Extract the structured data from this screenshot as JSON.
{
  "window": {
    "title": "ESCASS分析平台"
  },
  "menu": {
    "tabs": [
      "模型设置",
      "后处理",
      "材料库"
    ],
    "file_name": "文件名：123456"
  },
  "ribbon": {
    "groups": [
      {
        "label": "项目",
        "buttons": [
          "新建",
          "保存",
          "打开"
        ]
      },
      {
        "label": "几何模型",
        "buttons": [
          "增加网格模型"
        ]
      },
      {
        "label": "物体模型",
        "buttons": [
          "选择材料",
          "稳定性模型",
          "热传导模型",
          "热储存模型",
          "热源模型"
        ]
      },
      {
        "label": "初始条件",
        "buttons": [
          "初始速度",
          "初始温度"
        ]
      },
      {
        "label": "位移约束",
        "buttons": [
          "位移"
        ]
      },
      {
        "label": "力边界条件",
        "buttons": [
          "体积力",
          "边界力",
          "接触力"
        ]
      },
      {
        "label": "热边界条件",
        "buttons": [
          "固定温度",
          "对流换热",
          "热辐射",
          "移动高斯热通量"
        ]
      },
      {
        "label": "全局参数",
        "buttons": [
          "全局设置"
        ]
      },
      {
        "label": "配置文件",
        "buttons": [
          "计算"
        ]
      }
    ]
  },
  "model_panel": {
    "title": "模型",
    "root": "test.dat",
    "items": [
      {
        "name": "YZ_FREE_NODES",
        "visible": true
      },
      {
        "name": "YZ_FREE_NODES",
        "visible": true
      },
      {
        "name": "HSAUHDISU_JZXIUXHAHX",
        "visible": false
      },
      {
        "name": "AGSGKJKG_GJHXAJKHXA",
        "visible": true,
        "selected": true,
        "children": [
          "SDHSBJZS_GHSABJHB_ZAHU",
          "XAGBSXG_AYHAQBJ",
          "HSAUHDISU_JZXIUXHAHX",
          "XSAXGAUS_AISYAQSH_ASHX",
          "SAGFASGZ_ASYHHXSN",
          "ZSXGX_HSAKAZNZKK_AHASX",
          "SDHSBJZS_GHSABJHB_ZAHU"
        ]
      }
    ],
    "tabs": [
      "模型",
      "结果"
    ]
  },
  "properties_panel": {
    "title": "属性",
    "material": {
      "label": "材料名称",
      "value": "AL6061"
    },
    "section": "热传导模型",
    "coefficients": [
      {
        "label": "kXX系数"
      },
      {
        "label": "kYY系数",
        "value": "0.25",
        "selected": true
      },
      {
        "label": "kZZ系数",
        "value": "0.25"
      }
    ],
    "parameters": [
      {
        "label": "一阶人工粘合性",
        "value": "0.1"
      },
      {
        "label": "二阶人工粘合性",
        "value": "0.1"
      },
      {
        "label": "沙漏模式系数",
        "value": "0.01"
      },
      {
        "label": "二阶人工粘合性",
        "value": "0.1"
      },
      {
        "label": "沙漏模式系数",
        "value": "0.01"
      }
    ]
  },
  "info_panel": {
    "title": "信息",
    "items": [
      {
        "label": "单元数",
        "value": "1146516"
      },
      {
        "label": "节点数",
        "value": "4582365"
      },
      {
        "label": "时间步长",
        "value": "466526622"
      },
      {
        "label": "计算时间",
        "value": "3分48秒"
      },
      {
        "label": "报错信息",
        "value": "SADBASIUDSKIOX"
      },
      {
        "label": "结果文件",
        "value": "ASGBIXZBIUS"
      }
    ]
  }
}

◇ ◇ ◇ ◇

Quote the data above in full, changing nothing.

TASK SOLUTION:
Extract the structured data from this screenshot as JSON.
{
  "window": {
    "title": "ESCASS分析平台"
  },
  "menu": {
    "tabs": [
      "模型设置",
      "后处理",
      "材料库"
    ],
    "file_name": "文件名：123456"
  },
  "ribbon": {
    "groups": [
      {
        "label": "项目",
        "buttons": [
          "新建",
          "保存",
          "打开"
        ]
      },
      {
        "label": "几何模型",
        "buttons": [
          "增加网格模型"
        ]
      },
      {
        "label": "物体模型",
        "buttons": [
          "选择材料",
          "稳定性模型",
          "热传导模型",
          "热储存模型",
          "热源模型"
        ]
      },
      {
        "label": "初始条件",
        "buttons": [
          "初始速度",
          "初始温度"
        ]
      },
      {
        "label": "位移约束",
        "buttons": [
          "位移"
        ]
      },
      {
        "label": "力边界条件",
        "buttons": [
          "体积力",
          "边界力",
          "接触力"
        ]
      },
      {
        "label": "热边界条件",
        "buttons": [
          "固定温度",
          "对流换热",
          "热辐射",
          "移动高斯热通量"
        ]
      },
      {
        "label": "全局参数",
        "buttons": [
          "全局设置"
        ]
      },
      {
        "label": "配置文件",
        "buttons": [
          "计算"
        ]
      }
    ]
  },
  "model_panel": {
    "title": "模型",
    "root": "test.dat",
    "items": [
      {
        "name": "YZ_FREE_NODES",
        "visible": true
      },
      {
        "name": "YZ_FREE_NODES",
        "visible": true
      },
      {
        "name": "HSAUHDISU_JZXIUXHAHX",
        "visible": false
      },
      {
        "name": "AGSGKJKG_GJHXAJKHXA",
        "visible": true,
        "selected": true,
        "children": [
          "SDHSBJZS_GHSABJHB_ZAHU",
          "XAGBSXG_AYHAQBJ",
          "HSAUHDISU_JZXIUXHAHX",
          "XSAXGAUS_AISYAQSH_ASHX",
          "SAGFASGZ_ASYHHXSN",
          "ZSXGX_HSAKAZNZKK_AHASX",
          "SDHSBJZS_GHSABJHB_ZAHU"
        ]
      }
    ],
    "tabs": [
      "模型",
      "结果"
    ]
  },
  "properties_panel": {
    "title": "属性",
    "material": {
      "label": "材料名称",
      "value": "AL6061"
    },
    "section": "热传导模型",
    "coefficients": [
      {
        "label": "kXX系数"
      },
      {
        "label": "kYY系数",
        "value": "0.25",
        "selected": true
      },
      {
        "label": "kZZ系数",
        "value": "0.25"
      }
    ],
    "parameters": [
      {
        "label": "一阶人工粘合性",
        "value": "0.1"
      },
      {
        "label": "二阶人工粘合性",
        "value": "0.1"
      },
      {
        "label": "沙漏模式系数",
        "value": "0.01"
      },
      {
        "label": "二阶人工粘合性",
        "value": "0.1"
      },
      {
        "label": "沙漏模式系数",
        "value": "0.01"
      }
    ]
  },
  "info_panel": {
    "title": "信息",
    "items": [
      {
        "label": "单元数",
        "value": "1146516"
      },
      {
        "label": "节点数",
        "value": "4582365"
      },
      {
        "label": "时间步长",
        "value": "466526622"
      },
      {
        "label": "计算时间",
        "value": "3分48秒"
      },
      {
        "label": "报错信息",
        "value": "SADBASIUDSKIOX"
      },
      {
        "label": "结果文件",
        "value": "ASGBIXZBIUS"
      }
    ]
  }
}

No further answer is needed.